In the records below, pick out all lines containing the word "image".

-- begin --

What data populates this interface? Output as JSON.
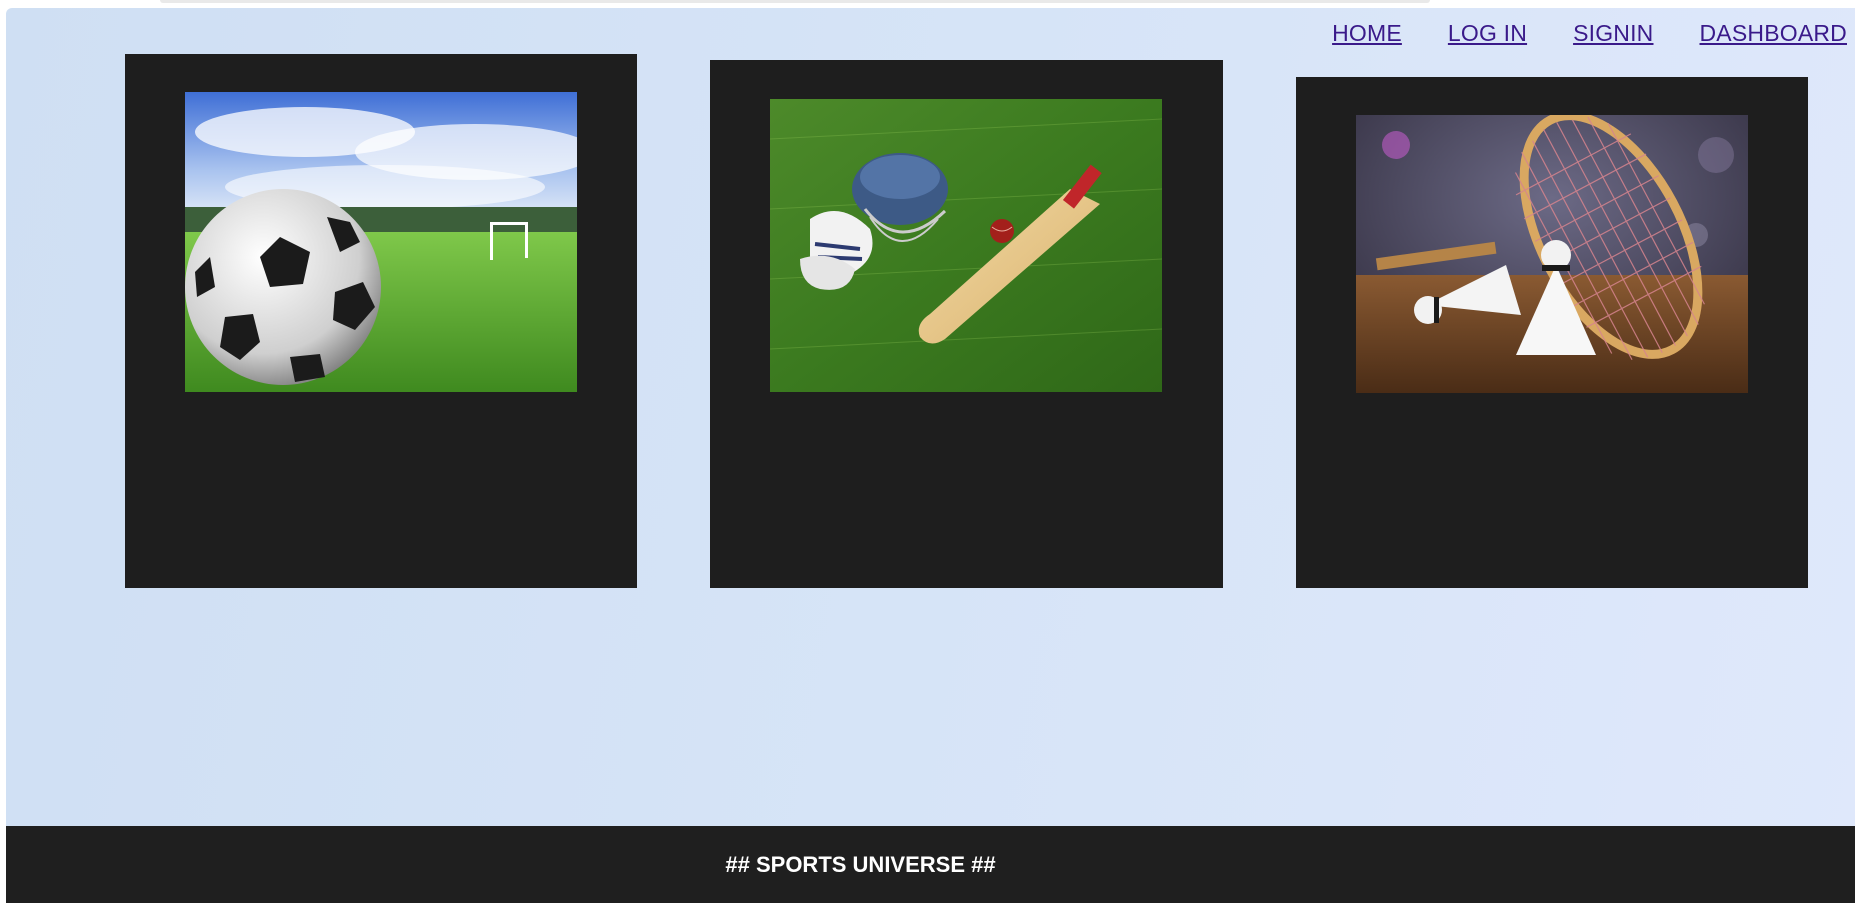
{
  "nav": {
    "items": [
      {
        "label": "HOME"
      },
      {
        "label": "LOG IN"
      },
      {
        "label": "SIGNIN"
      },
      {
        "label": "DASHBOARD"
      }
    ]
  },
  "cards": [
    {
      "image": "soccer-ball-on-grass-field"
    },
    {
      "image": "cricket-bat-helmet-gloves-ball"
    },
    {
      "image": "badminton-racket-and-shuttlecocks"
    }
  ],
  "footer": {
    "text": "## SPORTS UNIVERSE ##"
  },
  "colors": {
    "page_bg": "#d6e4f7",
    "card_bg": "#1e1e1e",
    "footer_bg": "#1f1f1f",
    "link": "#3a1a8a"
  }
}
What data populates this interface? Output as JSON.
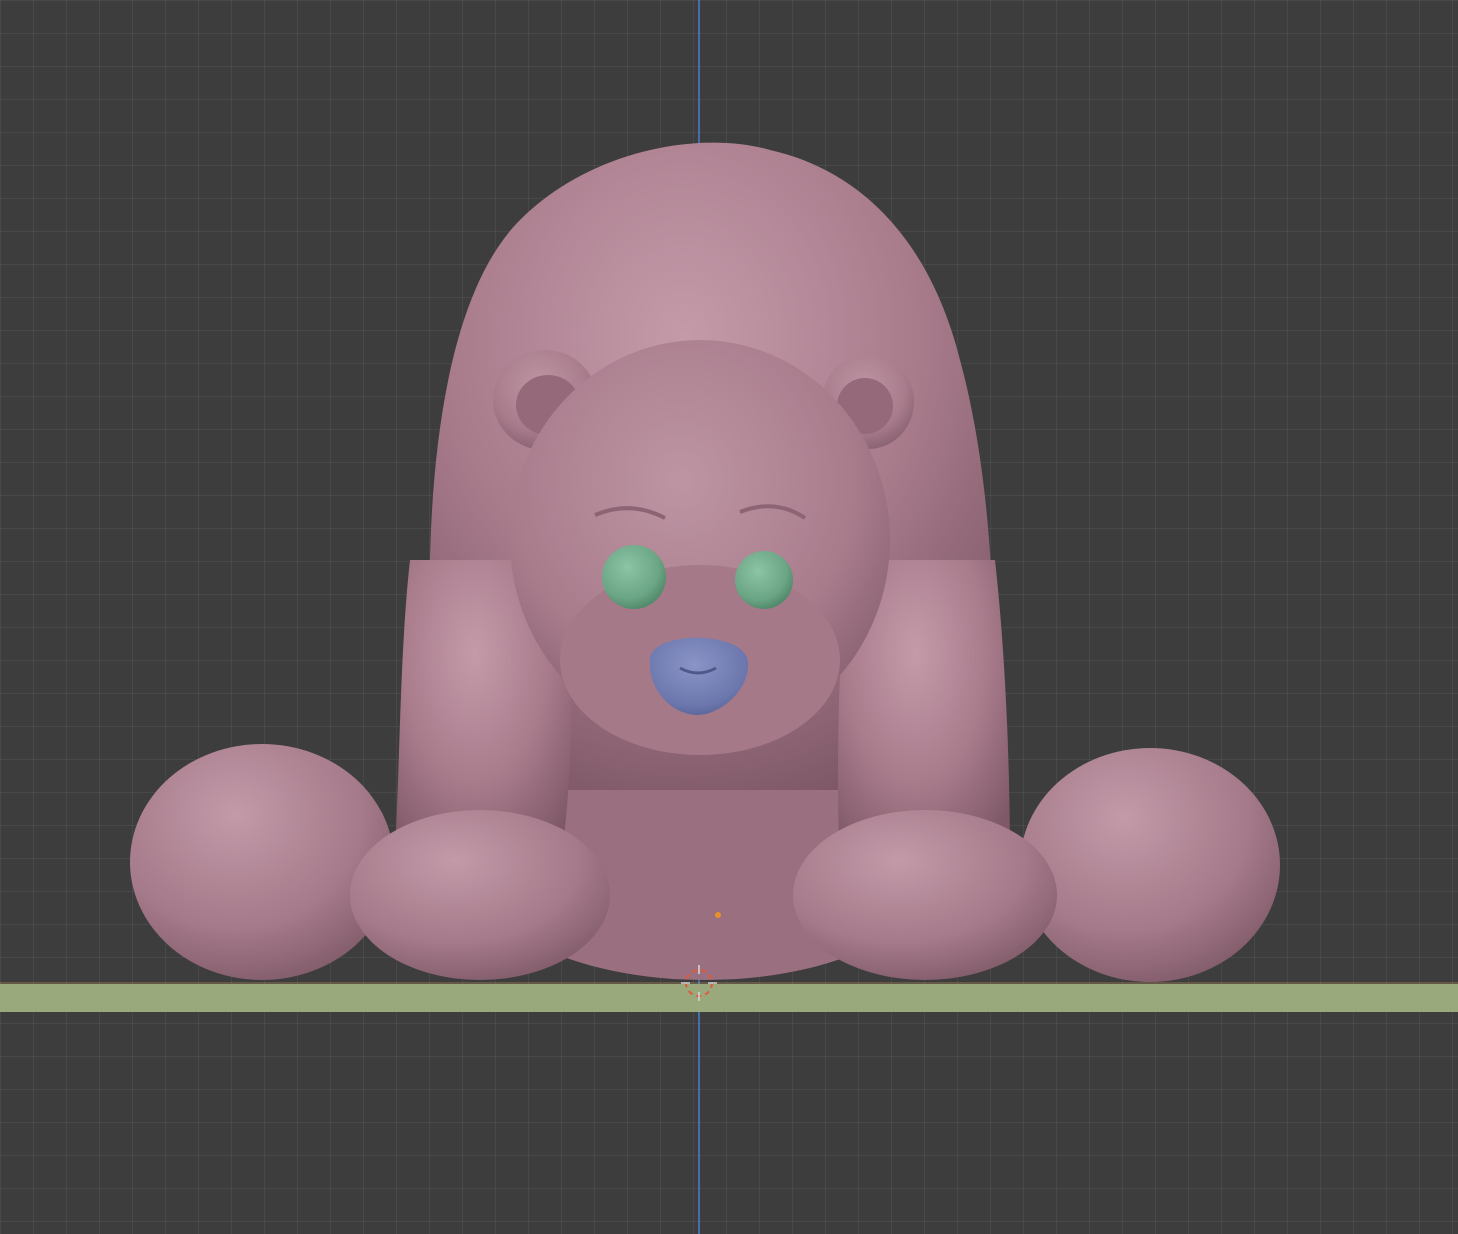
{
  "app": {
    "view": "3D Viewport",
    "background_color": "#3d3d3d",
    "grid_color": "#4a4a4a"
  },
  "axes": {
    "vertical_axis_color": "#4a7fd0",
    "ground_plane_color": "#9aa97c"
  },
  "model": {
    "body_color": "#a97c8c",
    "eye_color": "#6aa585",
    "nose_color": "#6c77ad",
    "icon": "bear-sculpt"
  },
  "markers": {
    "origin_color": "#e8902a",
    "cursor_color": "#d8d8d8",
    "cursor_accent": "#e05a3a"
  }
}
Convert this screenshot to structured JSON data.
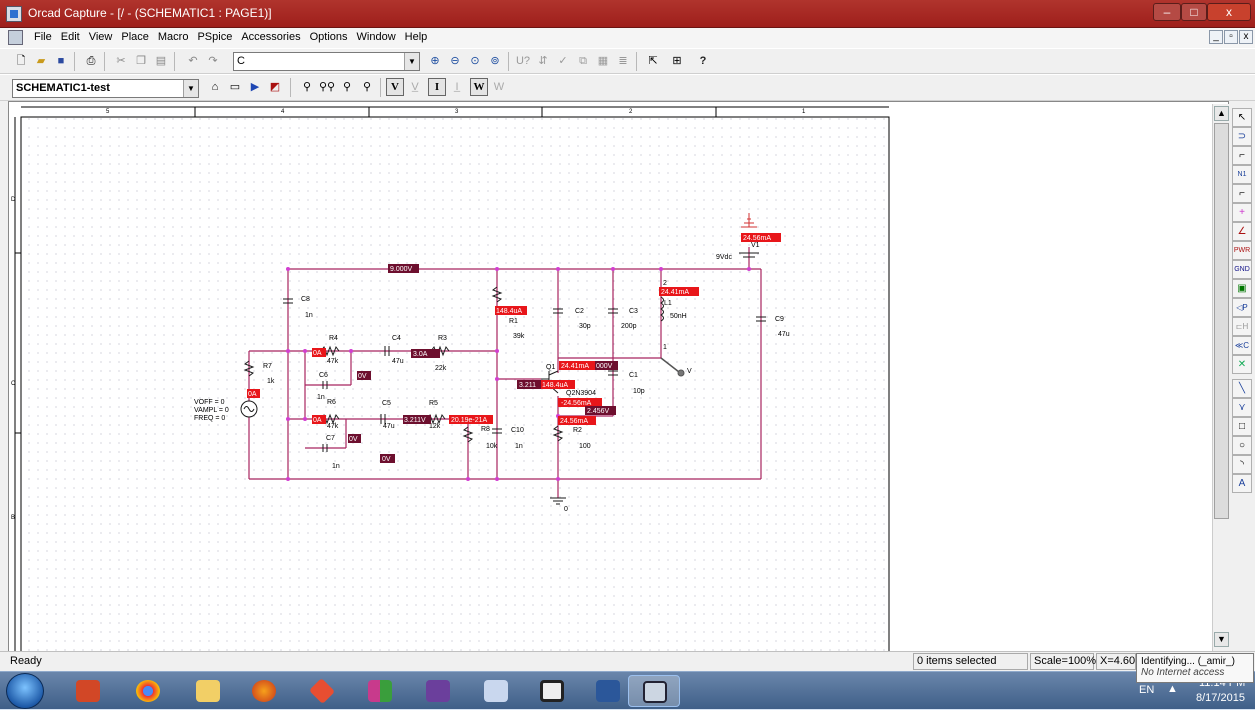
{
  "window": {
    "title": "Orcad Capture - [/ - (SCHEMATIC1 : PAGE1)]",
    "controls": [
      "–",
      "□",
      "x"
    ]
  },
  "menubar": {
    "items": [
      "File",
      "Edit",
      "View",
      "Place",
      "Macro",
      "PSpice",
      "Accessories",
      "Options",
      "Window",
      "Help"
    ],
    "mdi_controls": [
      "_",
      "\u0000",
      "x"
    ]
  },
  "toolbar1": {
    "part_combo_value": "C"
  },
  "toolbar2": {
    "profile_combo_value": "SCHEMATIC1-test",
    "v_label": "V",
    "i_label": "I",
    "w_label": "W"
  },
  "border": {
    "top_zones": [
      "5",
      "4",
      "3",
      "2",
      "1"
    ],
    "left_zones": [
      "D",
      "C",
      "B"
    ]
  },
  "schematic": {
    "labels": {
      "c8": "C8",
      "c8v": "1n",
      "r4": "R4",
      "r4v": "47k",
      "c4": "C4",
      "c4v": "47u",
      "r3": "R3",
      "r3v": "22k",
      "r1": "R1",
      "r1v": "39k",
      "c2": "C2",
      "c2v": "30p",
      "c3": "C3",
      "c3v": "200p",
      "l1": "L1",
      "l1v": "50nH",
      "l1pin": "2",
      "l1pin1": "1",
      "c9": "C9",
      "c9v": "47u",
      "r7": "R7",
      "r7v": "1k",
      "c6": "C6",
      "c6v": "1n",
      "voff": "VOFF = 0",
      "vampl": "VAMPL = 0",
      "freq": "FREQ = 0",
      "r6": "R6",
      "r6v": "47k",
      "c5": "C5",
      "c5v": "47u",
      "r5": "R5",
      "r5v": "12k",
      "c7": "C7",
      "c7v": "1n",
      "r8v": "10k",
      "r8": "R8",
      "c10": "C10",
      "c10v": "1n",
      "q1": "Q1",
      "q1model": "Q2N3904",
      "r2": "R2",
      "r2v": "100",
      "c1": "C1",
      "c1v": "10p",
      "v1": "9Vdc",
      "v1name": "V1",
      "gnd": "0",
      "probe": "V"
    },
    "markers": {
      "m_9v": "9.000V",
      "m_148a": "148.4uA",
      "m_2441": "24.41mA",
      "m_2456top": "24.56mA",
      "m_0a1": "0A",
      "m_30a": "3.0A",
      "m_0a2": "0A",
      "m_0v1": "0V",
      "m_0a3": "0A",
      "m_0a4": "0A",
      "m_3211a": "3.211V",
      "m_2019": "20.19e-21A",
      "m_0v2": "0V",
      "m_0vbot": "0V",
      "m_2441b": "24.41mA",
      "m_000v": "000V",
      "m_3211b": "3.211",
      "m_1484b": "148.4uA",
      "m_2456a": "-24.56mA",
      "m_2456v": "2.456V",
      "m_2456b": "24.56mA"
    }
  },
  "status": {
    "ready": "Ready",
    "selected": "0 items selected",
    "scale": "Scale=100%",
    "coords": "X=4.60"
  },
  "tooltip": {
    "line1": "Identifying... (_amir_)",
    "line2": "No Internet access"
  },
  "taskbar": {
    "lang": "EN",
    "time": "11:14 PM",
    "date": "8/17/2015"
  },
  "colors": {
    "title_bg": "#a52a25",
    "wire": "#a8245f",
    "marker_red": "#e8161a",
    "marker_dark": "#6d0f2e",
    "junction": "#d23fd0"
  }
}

-- end --

**Result of the task:**
      "image": "soccer-ball-on-grass-field"
      "image": "cricket-bat-helmet-gloves-ball"
      "image": "badminton-racket-and-shuttlecocks"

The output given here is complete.